### INSTRUCTION
Below are some records. Pull every line that contains the word "color".

### INPUT RECORDS
BEGIN
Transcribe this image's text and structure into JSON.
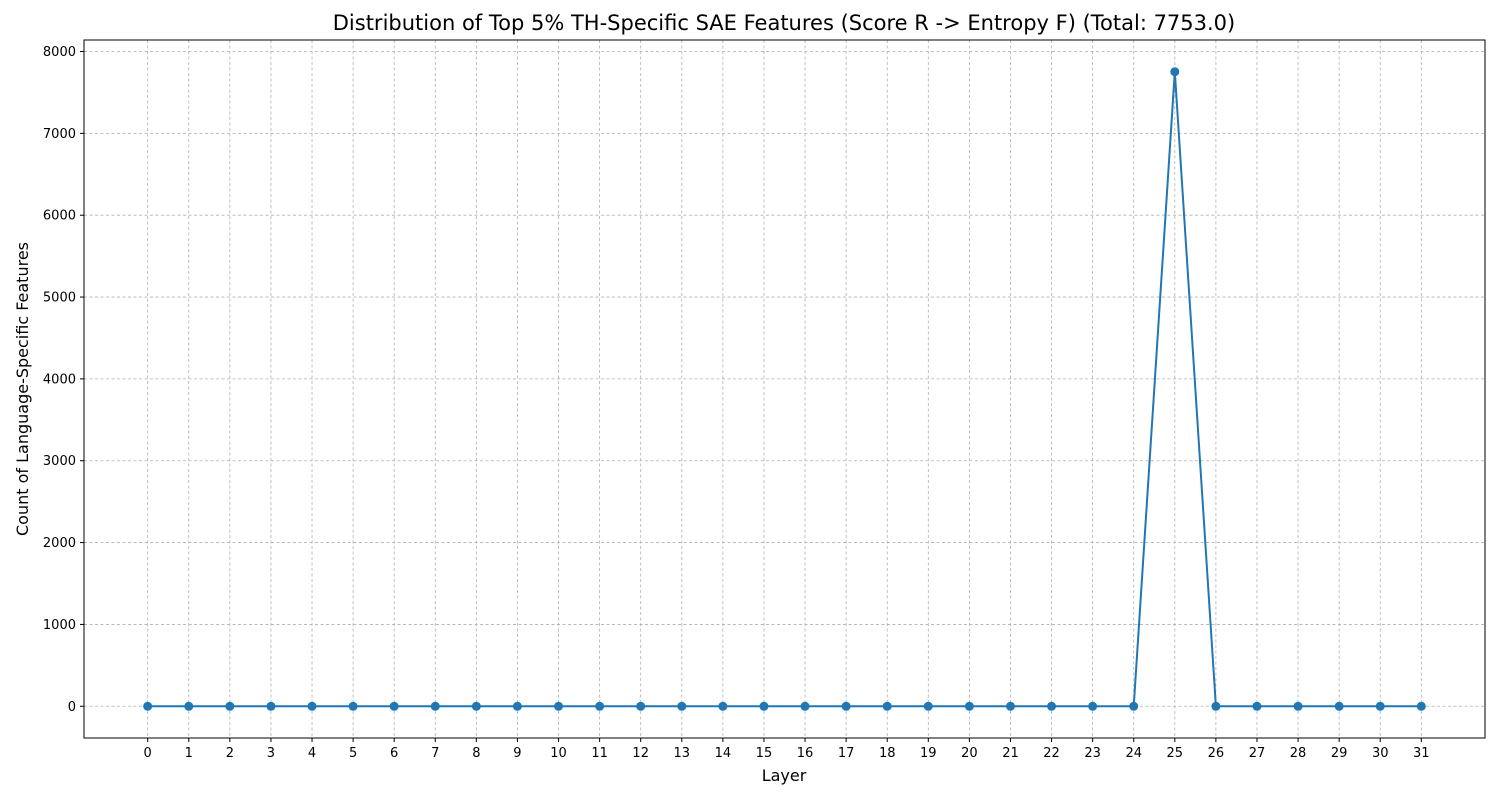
{
  "chart_data": {
    "type": "line",
    "title": "Distribution of Top 5% TH-Specific SAE Features (Score R -> Entropy F) (Total: 7753.0)",
    "xlabel": "Layer",
    "ylabel": "Count of Language-Specific Features",
    "x": [
      0,
      1,
      2,
      3,
      4,
      5,
      6,
      7,
      8,
      9,
      10,
      11,
      12,
      13,
      14,
      15,
      16,
      17,
      18,
      19,
      20,
      21,
      22,
      23,
      24,
      25,
      26,
      27,
      28,
      29,
      30,
      31
    ],
    "series": [
      {
        "values": [
          0,
          0,
          0,
          0,
          0,
          0,
          0,
          0,
          0,
          0,
          0,
          0,
          0,
          0,
          0,
          0,
          0,
          0,
          0,
          0,
          0,
          0,
          0,
          0,
          0,
          7753,
          0,
          0,
          0,
          0,
          0,
          0
        ],
        "color": "#1f77b4",
        "marker": "circle"
      }
    ],
    "xlim": [
      -1.55,
      32.55
    ],
    "ylim": [
      -387.65,
      8140.65
    ],
    "yticks": [
      0,
      1000,
      2000,
      3000,
      4000,
      5000,
      6000,
      7000,
      8000
    ],
    "grid": true
  }
}
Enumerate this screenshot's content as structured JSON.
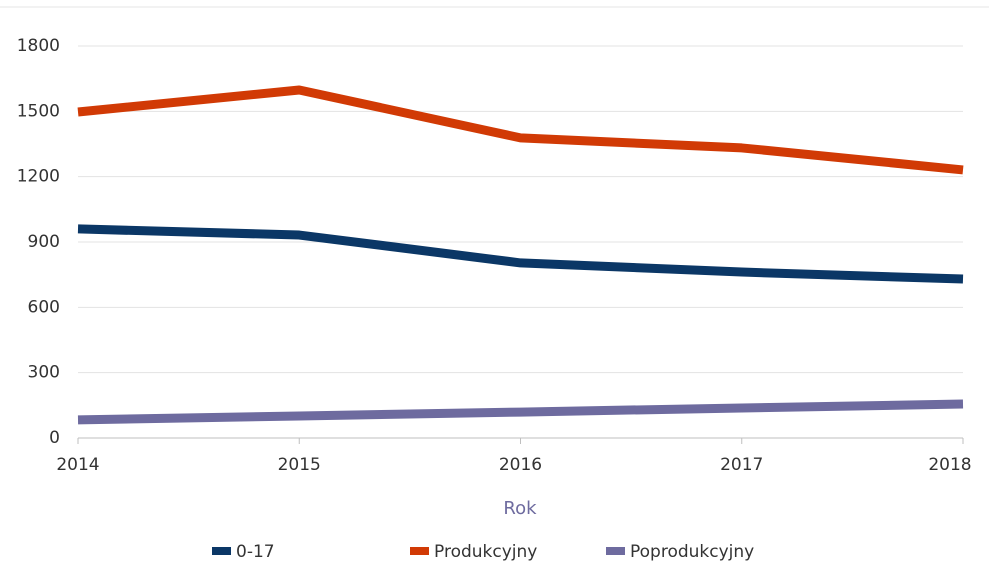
{
  "chart_data": {
    "type": "line",
    "x": [
      2014,
      2015,
      2016,
      2017,
      2018
    ],
    "xlabel": "Rok",
    "series": [
      {
        "name": "0-17",
        "color": "#0b3766",
        "values": [
          960,
          932,
          804,
          762,
          730
        ]
      },
      {
        "name": "Produkcyjny",
        "color": "#d13a05",
        "values": [
          1497,
          1598,
          1378,
          1332,
          1231
        ]
      },
      {
        "name": "Poprodukcyjny",
        "color": "#6e6b9f",
        "values": [
          83,
          101,
          119,
          138,
          156
        ]
      }
    ],
    "xlim": [
      2014,
      2018
    ],
    "xticks": [
      2014,
      2015,
      2016,
      2017,
      2018
    ],
    "ylim": [
      0,
      1800
    ],
    "yticks": [
      0,
      300,
      600,
      900,
      1200,
      1500,
      1800
    ],
    "grid": true,
    "legend": "bottom"
  }
}
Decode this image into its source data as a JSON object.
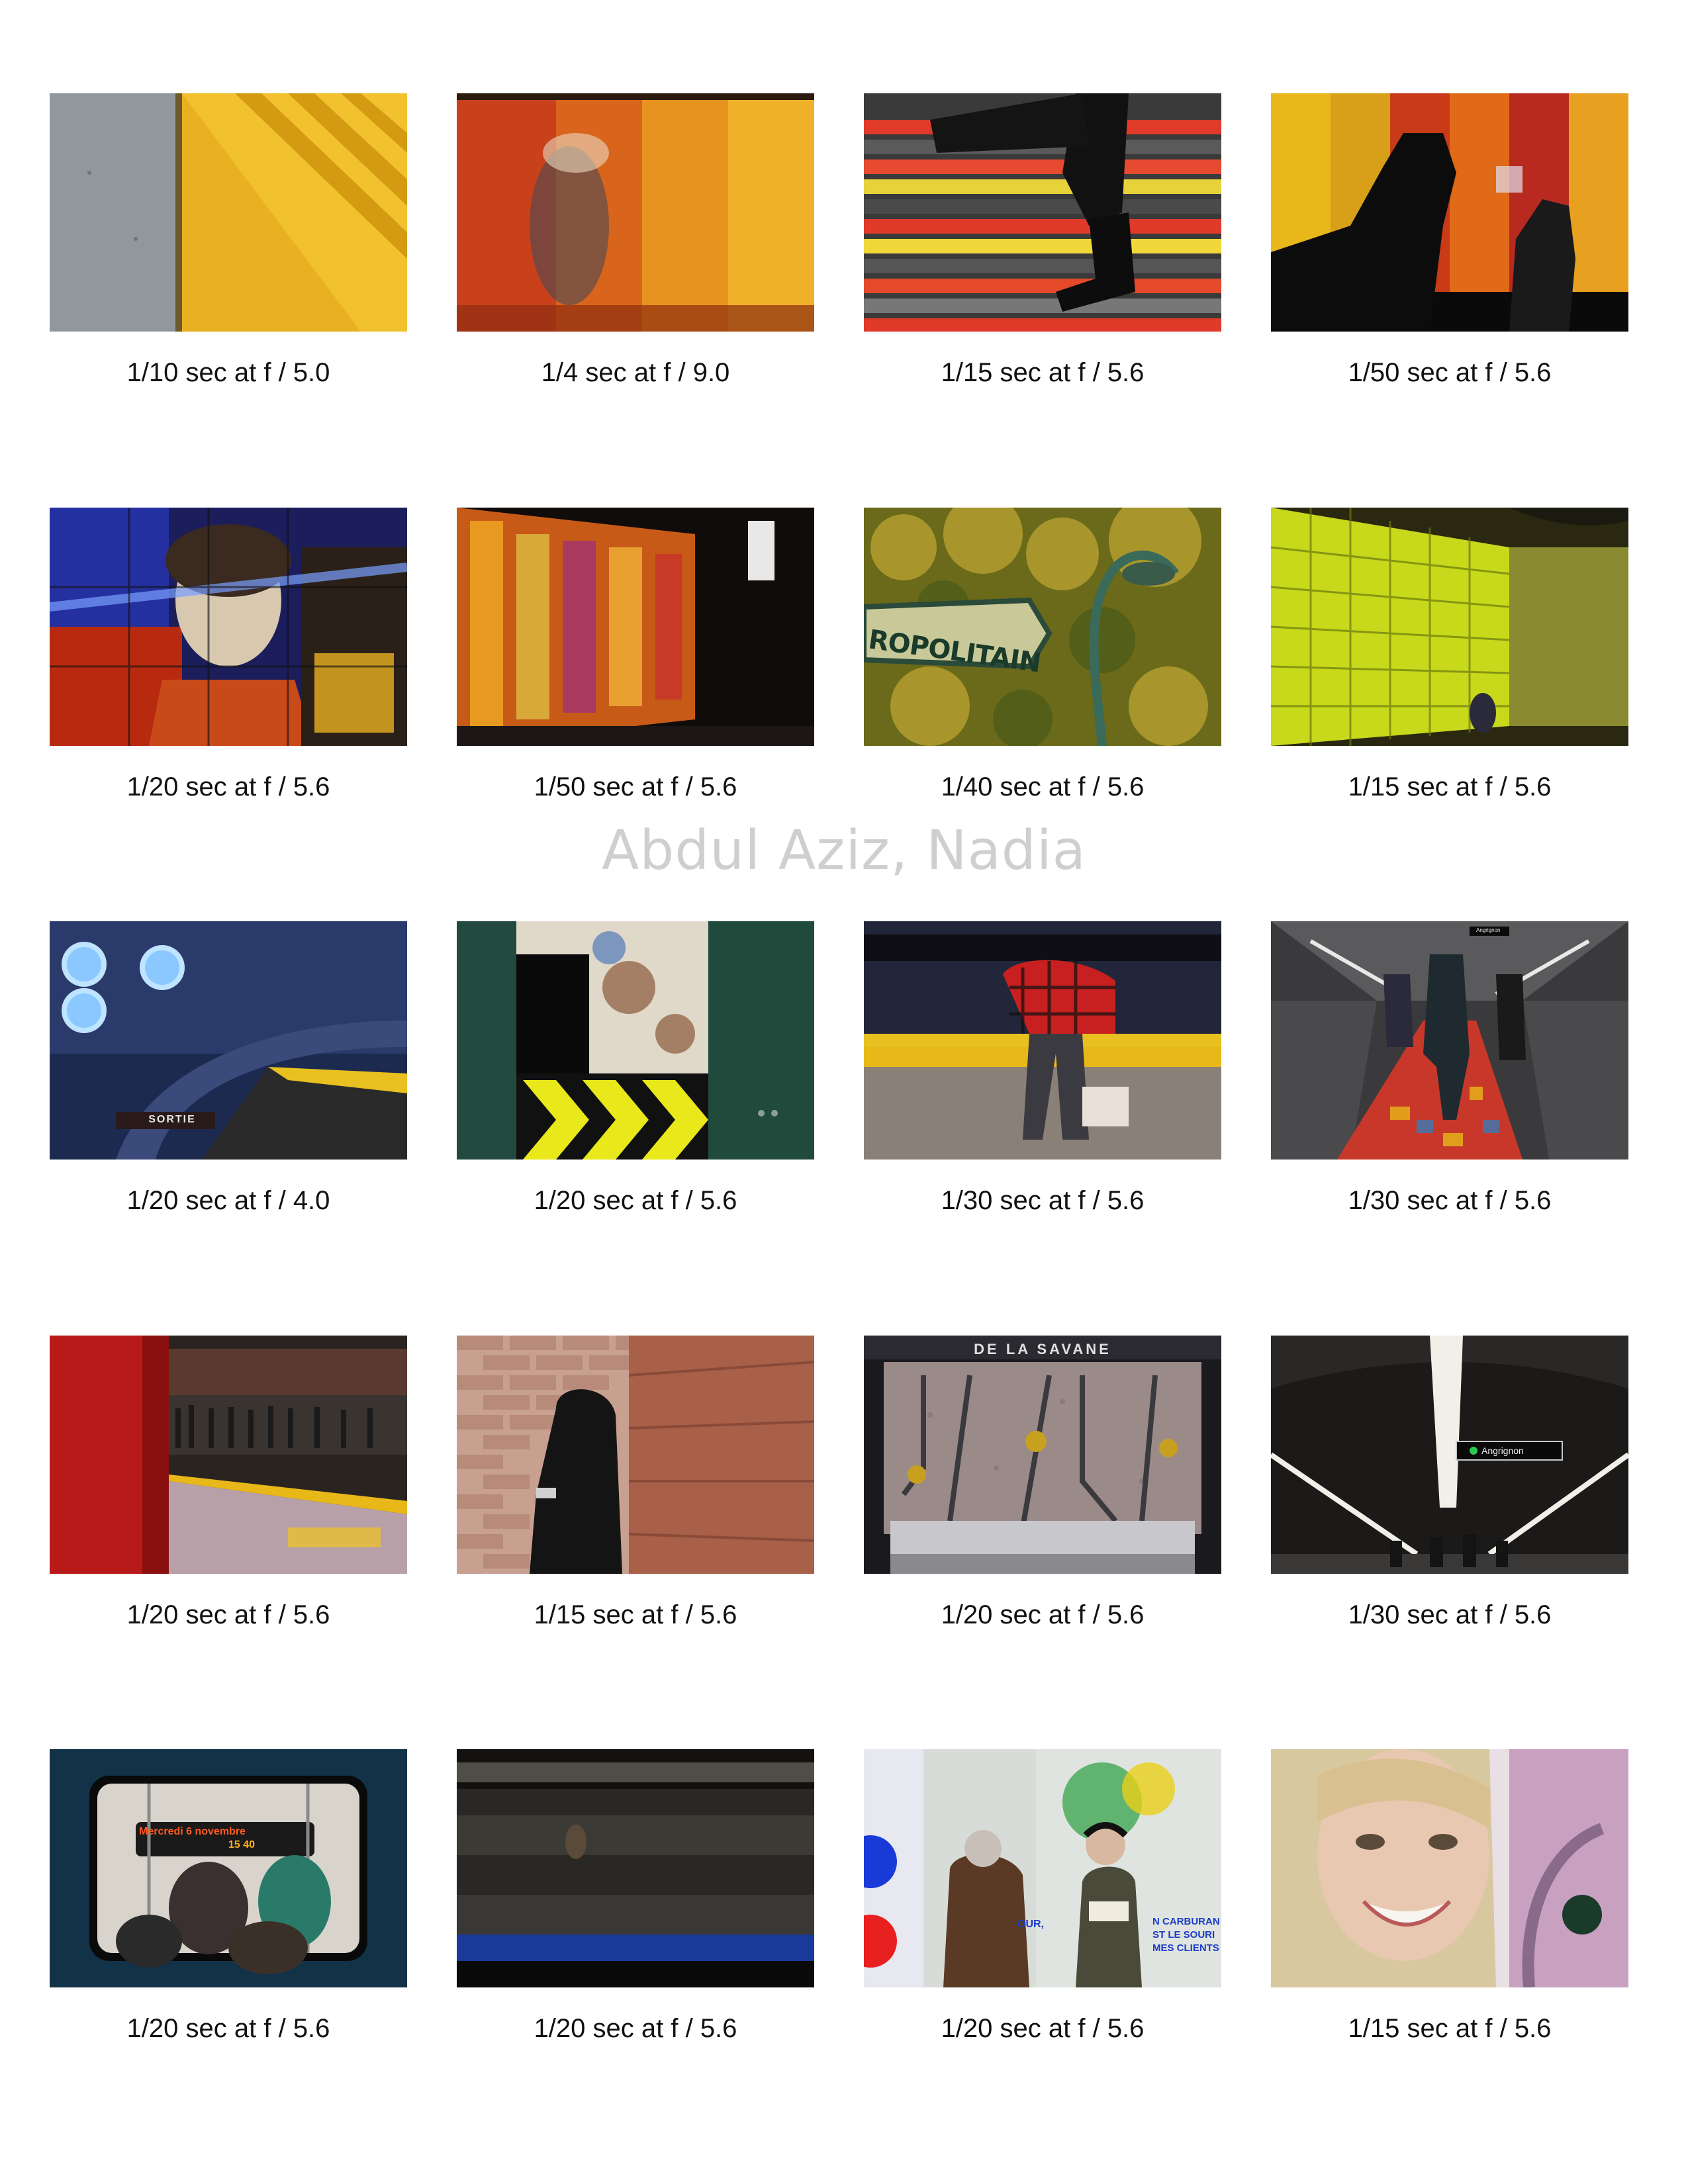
END
### RESPONSE
        "color": "#1f77b4",
        "color": "#0b3766",
        "color": "#d13a05",
        "color": "#6e6b9f",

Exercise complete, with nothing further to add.